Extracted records
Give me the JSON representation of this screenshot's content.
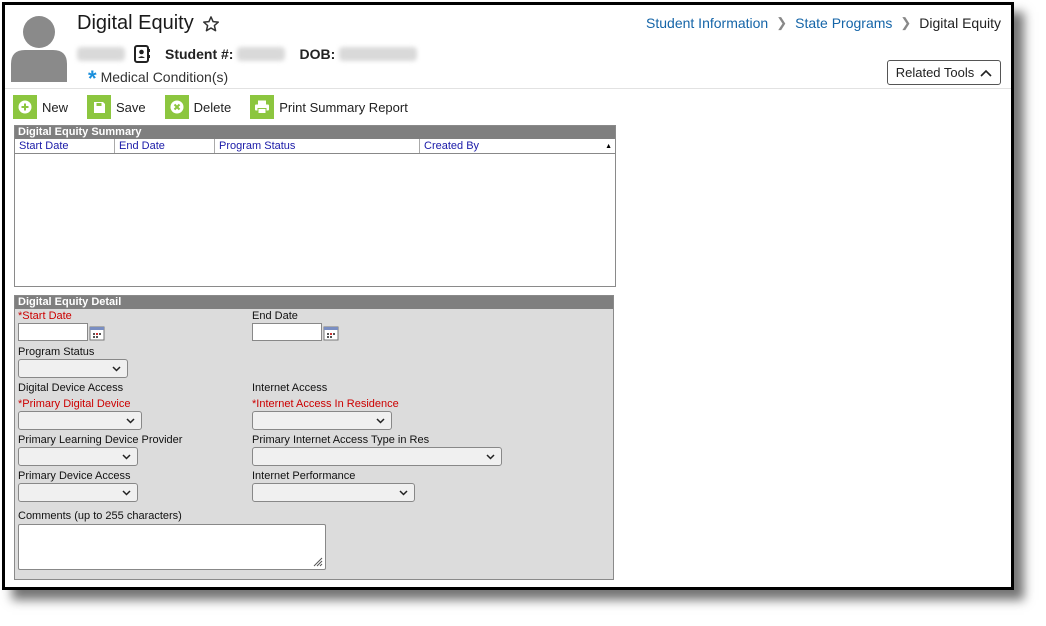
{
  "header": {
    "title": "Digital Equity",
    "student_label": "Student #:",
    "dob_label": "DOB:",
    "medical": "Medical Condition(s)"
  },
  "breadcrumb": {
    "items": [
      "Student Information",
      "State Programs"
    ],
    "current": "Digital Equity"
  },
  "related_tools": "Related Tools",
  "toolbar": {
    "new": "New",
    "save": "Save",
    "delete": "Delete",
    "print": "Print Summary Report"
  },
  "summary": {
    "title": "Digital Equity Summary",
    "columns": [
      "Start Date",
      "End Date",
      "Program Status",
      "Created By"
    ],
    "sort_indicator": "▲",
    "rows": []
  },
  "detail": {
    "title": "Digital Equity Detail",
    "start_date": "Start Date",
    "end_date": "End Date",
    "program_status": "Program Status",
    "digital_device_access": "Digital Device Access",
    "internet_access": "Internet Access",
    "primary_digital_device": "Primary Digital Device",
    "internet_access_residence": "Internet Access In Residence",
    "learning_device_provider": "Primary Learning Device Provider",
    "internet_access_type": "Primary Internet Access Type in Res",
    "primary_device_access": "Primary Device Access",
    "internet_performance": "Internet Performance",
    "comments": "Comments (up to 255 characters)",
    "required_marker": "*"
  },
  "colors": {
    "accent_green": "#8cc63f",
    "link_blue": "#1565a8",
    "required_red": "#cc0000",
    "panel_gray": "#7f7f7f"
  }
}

■ **Work to do**:
The lines to collect are those holding the string "title"; copy them all.

■ **Written response**:
    "title": "Digital Equity",
    "title": "Digital Equity Summary",
    "title": "Digital Equity Detail",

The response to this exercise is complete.